__BRIEF__.
Produce an exact copy of all the records.

-=-=-=-=-

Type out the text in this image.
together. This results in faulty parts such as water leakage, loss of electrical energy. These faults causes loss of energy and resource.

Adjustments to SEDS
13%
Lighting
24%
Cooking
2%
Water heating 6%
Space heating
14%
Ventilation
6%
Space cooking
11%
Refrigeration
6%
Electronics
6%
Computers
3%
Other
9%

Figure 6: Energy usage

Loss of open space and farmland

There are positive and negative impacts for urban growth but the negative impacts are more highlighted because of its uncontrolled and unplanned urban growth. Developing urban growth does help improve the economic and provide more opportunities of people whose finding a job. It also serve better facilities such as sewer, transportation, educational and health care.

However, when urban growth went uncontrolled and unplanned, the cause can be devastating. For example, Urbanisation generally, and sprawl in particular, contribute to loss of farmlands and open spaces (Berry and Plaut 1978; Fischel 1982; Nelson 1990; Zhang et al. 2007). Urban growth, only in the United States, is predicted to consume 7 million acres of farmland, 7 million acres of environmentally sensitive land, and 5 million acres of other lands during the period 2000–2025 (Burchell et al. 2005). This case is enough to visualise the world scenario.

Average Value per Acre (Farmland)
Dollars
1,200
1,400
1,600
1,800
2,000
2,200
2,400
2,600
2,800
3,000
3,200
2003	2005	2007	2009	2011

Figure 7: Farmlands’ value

-=-=-=-=-

__TASK ANSWER__.
Type out the text in this image.
together. This results in faulty parts such as water leakage, loss of electrical energy. These faults causes loss of energy and resource.

Adjustments to SEDS
13%
Lighting
24%
Cooking
2%
Water heating 6%
Space heating
14%
Ventilation
6%
Space cooking
11%
Refrigeration
6%
Electronics
6%
Computers
3%
Other
9%

Figure 6: Energy usage

Loss of open space and farmland

There are positive and negative impacts for urban growth but the negative impacts are more highlighted because of its uncontrolled and unplanned urban growth. Developing urban growth does help improve the economic and provide more opportunities of people whose finding a job. It also serve better facilities such as sewer, transportation, educational and health care.

However, when urban growth went uncontrolled and unplanned, the cause can be devastating. For example, Urbanisation generally, and sprawl in particular, contribute to loss of farmlands and open spaces (Berry and Plaut 1978; Fischel 1982; Nelson 1990; Zhang et al. 2007). Urban growth, only in the United States, is predicted to consume 7 million acres of farmland, 7 million acres of environmentally sensitive land, and 5 million acres of other lands during the period 2000–2025 (Burchell et al. 2005). This case is enough to visualise the world scenario.

Average Value per Acre (Farmland)
Dollars
1,200
1,400
1,600
1,800
2,000
2,200
2,400
2,600
2,800
3,000
3,200
2003	2005	2007	2009	2011

Figure 7: Farmlands’ value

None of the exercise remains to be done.